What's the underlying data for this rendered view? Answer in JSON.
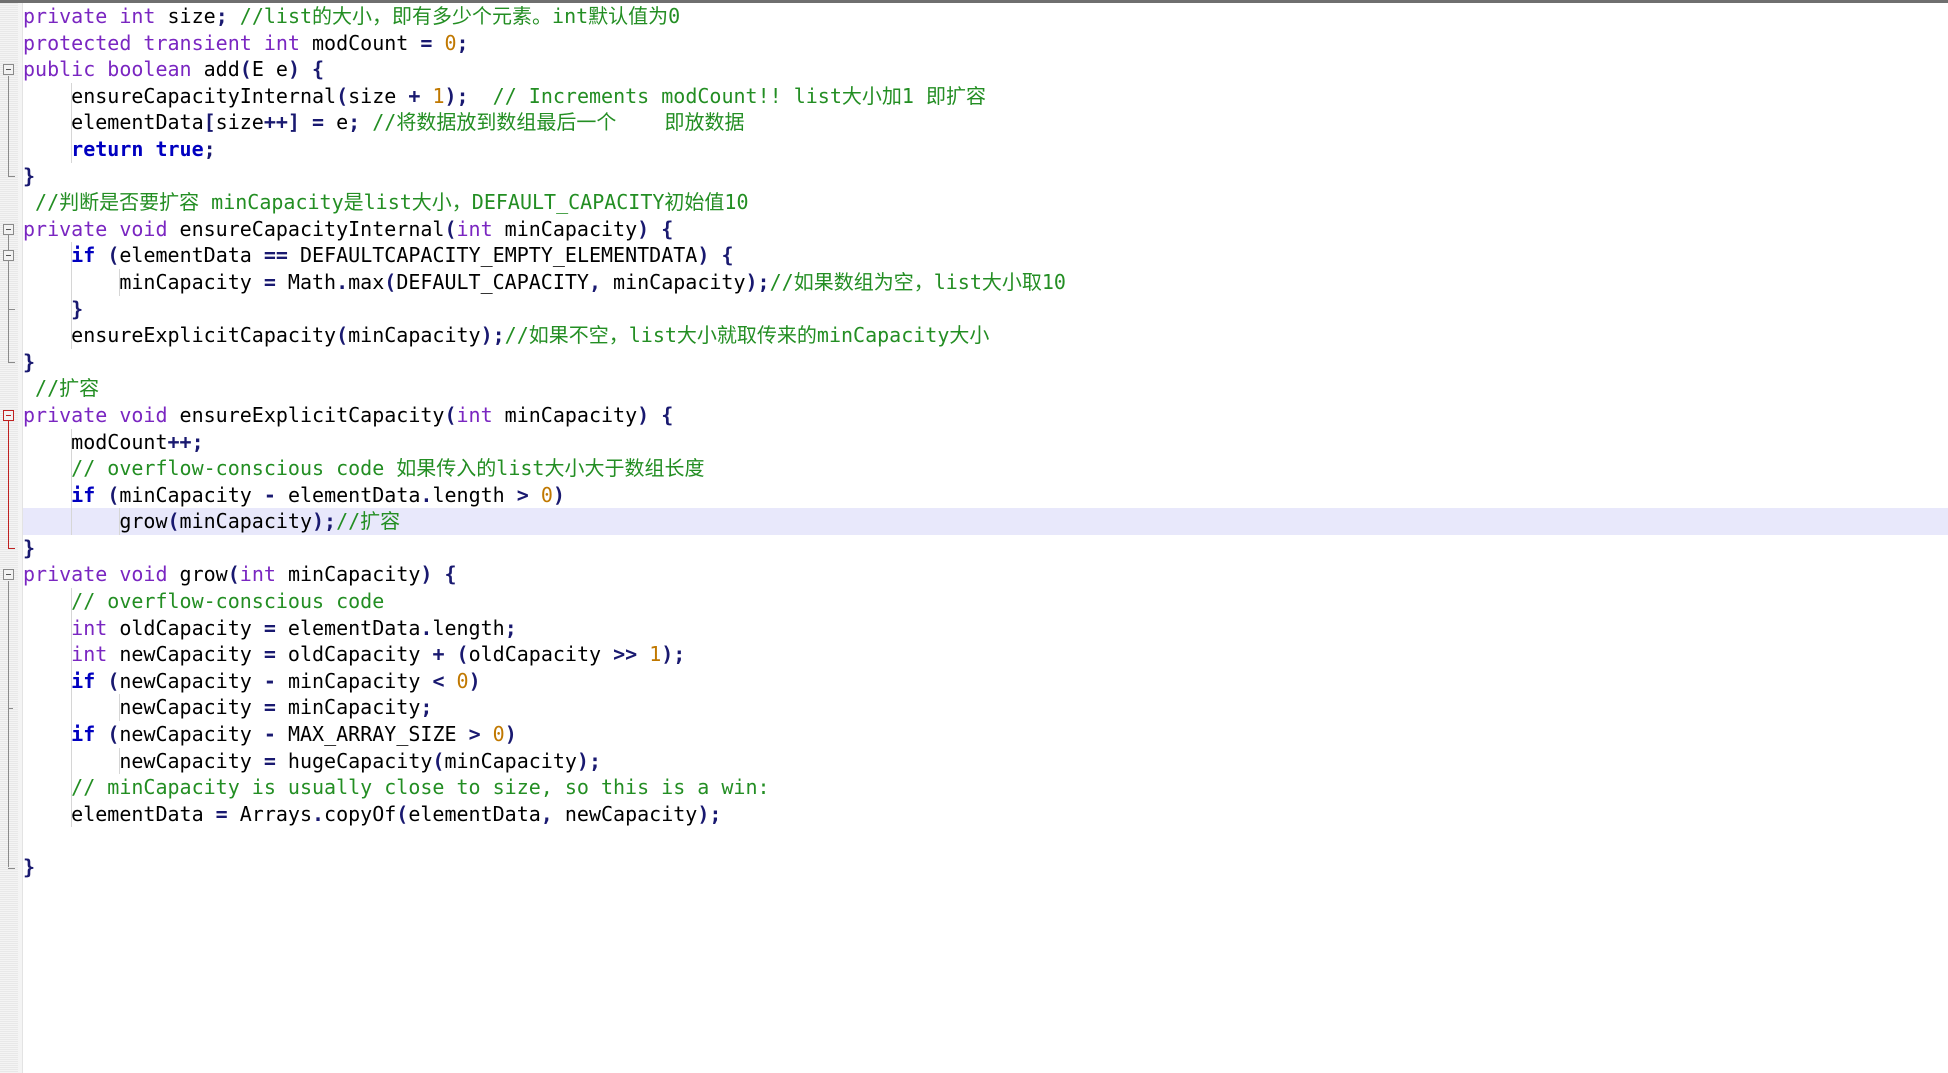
{
  "editor": {
    "language": "java",
    "kind": "source-code-editor",
    "colors": {
      "background": "#ffffff",
      "gutter": "#e8e8e8",
      "current_line_highlight": "#e8e8fb",
      "keyword": "#7a26c1",
      "keyword_bold": "#0000c0",
      "comment": "#238e23",
      "number": "#c07800",
      "punctuation": "#191970",
      "identifier": "#000000",
      "fold_marker": "#8a8a8a",
      "fold_marker_active": "#c02020"
    },
    "current_line_number": 20
  },
  "code": {
    "lines": [
      {
        "n": 1,
        "indent": 1,
        "fold": null,
        "guides": [],
        "tokens": [
          {
            "t": "private",
            "c": "kw"
          },
          {
            "t": " ",
            "c": "id"
          },
          {
            "t": "int",
            "c": "kw"
          },
          {
            "t": " size",
            "c": "id"
          },
          {
            "t": ";",
            "c": "pn"
          },
          {
            "t": " ",
            "c": "id"
          },
          {
            "t": "//list的大小，即有多少个元素。int默认值为0",
            "c": "cm"
          }
        ]
      },
      {
        "n": 2,
        "indent": 1,
        "fold": null,
        "guides": [],
        "tokens": [
          {
            "t": "protected",
            "c": "kw"
          },
          {
            "t": " ",
            "c": "id"
          },
          {
            "t": "transient",
            "c": "kw"
          },
          {
            "t": " ",
            "c": "id"
          },
          {
            "t": "int",
            "c": "kw"
          },
          {
            "t": " modCount ",
            "c": "id"
          },
          {
            "t": "=",
            "c": "pn"
          },
          {
            "t": " ",
            "c": "id"
          },
          {
            "t": "0",
            "c": "num"
          },
          {
            "t": ";",
            "c": "pn"
          }
        ]
      },
      {
        "n": 3,
        "indent": 0,
        "fold": "open",
        "guides": [],
        "tokens": [
          {
            "t": "public",
            "c": "kw"
          },
          {
            "t": " ",
            "c": "id"
          },
          {
            "t": "boolean",
            "c": "kw"
          },
          {
            "t": " add",
            "c": "id"
          },
          {
            "t": "(",
            "c": "pn"
          },
          {
            "t": "E e",
            "c": "id"
          },
          {
            "t": ") {",
            "c": "pn"
          }
        ]
      },
      {
        "n": 4,
        "indent": 1,
        "fold": null,
        "guides": [
          1
        ],
        "tokens": [
          {
            "t": "    ensureCapacityInternal",
            "c": "id"
          },
          {
            "t": "(",
            "c": "pn"
          },
          {
            "t": "size ",
            "c": "id"
          },
          {
            "t": "+",
            "c": "pn"
          },
          {
            "t": " ",
            "c": "id"
          },
          {
            "t": "1",
            "c": "num"
          },
          {
            "t": ");",
            "c": "pn"
          },
          {
            "t": "  ",
            "c": "id"
          },
          {
            "t": "// Increments modCount!! list大小加1 即扩容",
            "c": "cm"
          }
        ]
      },
      {
        "n": 5,
        "indent": 1,
        "fold": null,
        "guides": [
          1
        ],
        "tokens": [
          {
            "t": "    elementData",
            "c": "id"
          },
          {
            "t": "[",
            "c": "pn"
          },
          {
            "t": "size",
            "c": "id"
          },
          {
            "t": "++]",
            "c": "pn"
          },
          {
            "t": " ",
            "c": "id"
          },
          {
            "t": "=",
            "c": "pn"
          },
          {
            "t": " e",
            "c": "id"
          },
          {
            "t": ";",
            "c": "pn"
          },
          {
            "t": " ",
            "c": "id"
          },
          {
            "t": "//将数据放到数组最后一个    即放数据",
            "c": "cm"
          }
        ]
      },
      {
        "n": 6,
        "indent": 1,
        "fold": null,
        "guides": [
          1
        ],
        "tokens": [
          {
            "t": "    ",
            "c": "id"
          },
          {
            "t": "return",
            "c": "kwb"
          },
          {
            "t": " ",
            "c": "id"
          },
          {
            "t": "true",
            "c": "kwb"
          },
          {
            "t": ";",
            "c": "pn"
          }
        ]
      },
      {
        "n": 7,
        "indent": 0,
        "fold": "end",
        "guides": [],
        "tokens": [
          {
            "t": "}",
            "c": "brace"
          }
        ]
      },
      {
        "n": 8,
        "indent": 1,
        "fold": null,
        "guides": [],
        "tokens": [
          {
            "t": " //判断是否要扩容 minCapacity是list大小，DEFAULT_CAPACITY初始值10",
            "c": "cm"
          }
        ]
      },
      {
        "n": 9,
        "indent": 0,
        "fold": "open",
        "guides": [],
        "tokens": [
          {
            "t": "private",
            "c": "kw"
          },
          {
            "t": " ",
            "c": "id"
          },
          {
            "t": "void",
            "c": "kw"
          },
          {
            "t": " ensureCapacityInternal",
            "c": "id"
          },
          {
            "t": "(",
            "c": "pn"
          },
          {
            "t": "int",
            "c": "kw"
          },
          {
            "t": " minCapacity",
            "c": "id"
          },
          {
            "t": ") {",
            "c": "pn"
          }
        ]
      },
      {
        "n": 10,
        "indent": 1,
        "fold": "open-inner",
        "guides": [
          1
        ],
        "tokens": [
          {
            "t": "    ",
            "c": "id"
          },
          {
            "t": "if",
            "c": "kwb"
          },
          {
            "t": " ",
            "c": "id"
          },
          {
            "t": "(",
            "c": "pn"
          },
          {
            "t": "elementData ",
            "c": "id"
          },
          {
            "t": "==",
            "c": "pn"
          },
          {
            "t": " DEFAULTCAPACITY_EMPTY_ELEMENTDATA",
            "c": "id"
          },
          {
            "t": ") {",
            "c": "pn"
          }
        ]
      },
      {
        "n": 11,
        "indent": 2,
        "fold": null,
        "guides": [
          1,
          2
        ],
        "tokens": [
          {
            "t": "        minCapacity ",
            "c": "id"
          },
          {
            "t": "=",
            "c": "pn"
          },
          {
            "t": " Math",
            "c": "id"
          },
          {
            "t": ".",
            "c": "pn"
          },
          {
            "t": "max",
            "c": "id"
          },
          {
            "t": "(",
            "c": "pn"
          },
          {
            "t": "DEFAULT_CAPACITY",
            "c": "id"
          },
          {
            "t": ",",
            "c": "pn"
          },
          {
            "t": " minCapacity",
            "c": "id"
          },
          {
            "t": ");",
            "c": "pn"
          },
          {
            "t": "//如果数组为空，list大小取10",
            "c": "cm"
          }
        ]
      },
      {
        "n": 12,
        "indent": 1,
        "fold": "end-inner",
        "guides": [
          1
        ],
        "tokens": [
          {
            "t": "    ",
            "c": "id"
          },
          {
            "t": "}",
            "c": "brace"
          }
        ]
      },
      {
        "n": 13,
        "indent": 1,
        "fold": null,
        "guides": [
          1
        ],
        "tokens": [
          {
            "t": "    ensureExplicitCapacity",
            "c": "id"
          },
          {
            "t": "(",
            "c": "pn"
          },
          {
            "t": "minCapacity",
            "c": "id"
          },
          {
            "t": ");",
            "c": "pn"
          },
          {
            "t": "//如果不空，list大小就取传来的minCapacity大小",
            "c": "cm"
          }
        ]
      },
      {
        "n": 14,
        "indent": 0,
        "fold": "end",
        "guides": [],
        "tokens": [
          {
            "t": "}",
            "c": "brace"
          }
        ]
      },
      {
        "n": 15,
        "indent": 1,
        "fold": null,
        "guides": [],
        "tokens": [
          {
            "t": " //扩容",
            "c": "cm"
          }
        ]
      },
      {
        "n": 16,
        "indent": 0,
        "fold": "open-active",
        "guides": [],
        "tokens": [
          {
            "t": "private",
            "c": "kw"
          },
          {
            "t": " ",
            "c": "id"
          },
          {
            "t": "void",
            "c": "kw"
          },
          {
            "t": " ensureExplicitCapacity",
            "c": "id"
          },
          {
            "t": "(",
            "c": "pn"
          },
          {
            "t": "int",
            "c": "kw"
          },
          {
            "t": " minCapacity",
            "c": "id"
          },
          {
            "t": ") {",
            "c": "pn"
          }
        ]
      },
      {
        "n": 17,
        "indent": 1,
        "fold": null,
        "guides": [
          1
        ],
        "tokens": [
          {
            "t": "    modCount",
            "c": "id"
          },
          {
            "t": "++;",
            "c": "pn"
          }
        ]
      },
      {
        "n": 18,
        "indent": 1,
        "fold": null,
        "guides": [
          1
        ],
        "tokens": [
          {
            "t": "    ",
            "c": "id"
          },
          {
            "t": "// overflow-conscious code 如果传入的list大小大于数组长度",
            "c": "cm"
          }
        ]
      },
      {
        "n": 19,
        "indent": 1,
        "fold": null,
        "guides": [
          1
        ],
        "tokens": [
          {
            "t": "    ",
            "c": "id"
          },
          {
            "t": "if",
            "c": "kwb"
          },
          {
            "t": " ",
            "c": "id"
          },
          {
            "t": "(",
            "c": "pn"
          },
          {
            "t": "minCapacity ",
            "c": "id"
          },
          {
            "t": "-",
            "c": "pn"
          },
          {
            "t": " elementData",
            "c": "id"
          },
          {
            "t": ".",
            "c": "pn"
          },
          {
            "t": "length ",
            "c": "id"
          },
          {
            "t": ">",
            "c": "pn"
          },
          {
            "t": " ",
            "c": "id"
          },
          {
            "t": "0",
            "c": "num"
          },
          {
            "t": ")",
            "c": "pn"
          }
        ]
      },
      {
        "n": 20,
        "indent": 2,
        "fold": null,
        "guides": [
          1,
          2
        ],
        "current": true,
        "tokens": [
          {
            "t": "        grow",
            "c": "id"
          },
          {
            "t": "(",
            "c": "pn"
          },
          {
            "t": "minCapacity",
            "c": "id"
          },
          {
            "t": ");",
            "c": "pn"
          },
          {
            "t": "//扩容",
            "c": "cm"
          }
        ]
      },
      {
        "n": 21,
        "indent": 0,
        "fold": "end-active",
        "guides": [],
        "tokens": [
          {
            "t": "}",
            "c": "brace"
          }
        ]
      },
      {
        "n": 22,
        "indent": 0,
        "fold": "open",
        "guides": [],
        "tokens": [
          {
            "t": "private",
            "c": "kw"
          },
          {
            "t": " ",
            "c": "id"
          },
          {
            "t": "void",
            "c": "kw"
          },
          {
            "t": " grow",
            "c": "id"
          },
          {
            "t": "(",
            "c": "pn"
          },
          {
            "t": "int",
            "c": "kw"
          },
          {
            "t": " minCapacity",
            "c": "id"
          },
          {
            "t": ") {",
            "c": "pn"
          }
        ]
      },
      {
        "n": 23,
        "indent": 1,
        "fold": null,
        "guides": [
          1
        ],
        "tokens": [
          {
            "t": "    ",
            "c": "id"
          },
          {
            "t": "// overflow-conscious code",
            "c": "cm"
          }
        ]
      },
      {
        "n": 24,
        "indent": 1,
        "fold": null,
        "guides": [
          1
        ],
        "tokens": [
          {
            "t": "    ",
            "c": "id"
          },
          {
            "t": "int",
            "c": "kw"
          },
          {
            "t": " oldCapacity ",
            "c": "id"
          },
          {
            "t": "=",
            "c": "pn"
          },
          {
            "t": " elementData",
            "c": "id"
          },
          {
            "t": ".",
            "c": "pn"
          },
          {
            "t": "length",
            "c": "id"
          },
          {
            "t": ";",
            "c": "pn"
          }
        ]
      },
      {
        "n": 25,
        "indent": 1,
        "fold": null,
        "guides": [
          1
        ],
        "tokens": [
          {
            "t": "    ",
            "c": "id"
          },
          {
            "t": "int",
            "c": "kw"
          },
          {
            "t": " newCapacity ",
            "c": "id"
          },
          {
            "t": "=",
            "c": "pn"
          },
          {
            "t": " oldCapacity ",
            "c": "id"
          },
          {
            "t": "+",
            "c": "pn"
          },
          {
            "t": " ",
            "c": "id"
          },
          {
            "t": "(",
            "c": "pn"
          },
          {
            "t": "oldCapacity ",
            "c": "id"
          },
          {
            "t": ">>",
            "c": "pn"
          },
          {
            "t": " ",
            "c": "id"
          },
          {
            "t": "1",
            "c": "num"
          },
          {
            "t": ");",
            "c": "pn"
          }
        ]
      },
      {
        "n": 26,
        "indent": 1,
        "fold": null,
        "guides": [
          1
        ],
        "tokens": [
          {
            "t": "    ",
            "c": "id"
          },
          {
            "t": "if",
            "c": "kwb"
          },
          {
            "t": " ",
            "c": "id"
          },
          {
            "t": "(",
            "c": "pn"
          },
          {
            "t": "newCapacity ",
            "c": "id"
          },
          {
            "t": "-",
            "c": "pn"
          },
          {
            "t": " minCapacity ",
            "c": "id"
          },
          {
            "t": "<",
            "c": "pn"
          },
          {
            "t": " ",
            "c": "id"
          },
          {
            "t": "0",
            "c": "num"
          },
          {
            "t": ")",
            "c": "pn"
          }
        ]
      },
      {
        "n": 27,
        "indent": 2,
        "fold": null,
        "guides": [
          1,
          2
        ],
        "tokens": [
          {
            "t": "        newCapacity ",
            "c": "id"
          },
          {
            "t": "=",
            "c": "pn"
          },
          {
            "t": " minCapacity",
            "c": "id"
          },
          {
            "t": ";",
            "c": "pn"
          }
        ]
      },
      {
        "n": 28,
        "indent": 1,
        "fold": null,
        "guides": [
          1
        ],
        "tokens": [
          {
            "t": "    ",
            "c": "id"
          },
          {
            "t": "if",
            "c": "kwb"
          },
          {
            "t": " ",
            "c": "id"
          },
          {
            "t": "(",
            "c": "pn"
          },
          {
            "t": "newCapacity ",
            "c": "id"
          },
          {
            "t": "-",
            "c": "pn"
          },
          {
            "t": " MAX_ARRAY_SIZE ",
            "c": "id"
          },
          {
            "t": ">",
            "c": "pn"
          },
          {
            "t": " ",
            "c": "id"
          },
          {
            "t": "0",
            "c": "num"
          },
          {
            "t": ")",
            "c": "pn"
          }
        ]
      },
      {
        "n": 29,
        "indent": 2,
        "fold": null,
        "guides": [
          1,
          2
        ],
        "tokens": [
          {
            "t": "        newCapacity ",
            "c": "id"
          },
          {
            "t": "=",
            "c": "pn"
          },
          {
            "t": " hugeCapacity",
            "c": "id"
          },
          {
            "t": "(",
            "c": "pn"
          },
          {
            "t": "minCapacity",
            "c": "id"
          },
          {
            "t": ");",
            "c": "pn"
          }
        ]
      },
      {
        "n": 30,
        "indent": 1,
        "fold": null,
        "guides": [
          1
        ],
        "tokens": [
          {
            "t": "    ",
            "c": "id"
          },
          {
            "t": "// minCapacity is usually close to size, so this is a win:",
            "c": "cm"
          }
        ]
      },
      {
        "n": 31,
        "indent": 1,
        "fold": null,
        "guides": [
          1
        ],
        "tokens": [
          {
            "t": "    elementData ",
            "c": "id"
          },
          {
            "t": "=",
            "c": "pn"
          },
          {
            "t": " Arrays",
            "c": "id"
          },
          {
            "t": ".",
            "c": "pn"
          },
          {
            "t": "copyOf",
            "c": "id"
          },
          {
            "t": "(",
            "c": "pn"
          },
          {
            "t": "elementData",
            "c": "id"
          },
          {
            "t": ",",
            "c": "pn"
          },
          {
            "t": " newCapacity",
            "c": "id"
          },
          {
            "t": ");",
            "c": "pn"
          }
        ]
      },
      {
        "n": 32,
        "indent": 0,
        "fold": null,
        "guides": [],
        "tokens": []
      },
      {
        "n": 33,
        "indent": 0,
        "fold": "end",
        "guides": [],
        "tokens": [
          {
            "t": "}",
            "c": "brace"
          }
        ]
      }
    ]
  }
}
========================
[INSTRUCTION]
Find all the lines containing "ensureCapacityInternal" in the material, then copy them.

[ANSWER BELOW]
            "t": "    ensureCapacityInternal",
            "t": " ensureCapacityInternal",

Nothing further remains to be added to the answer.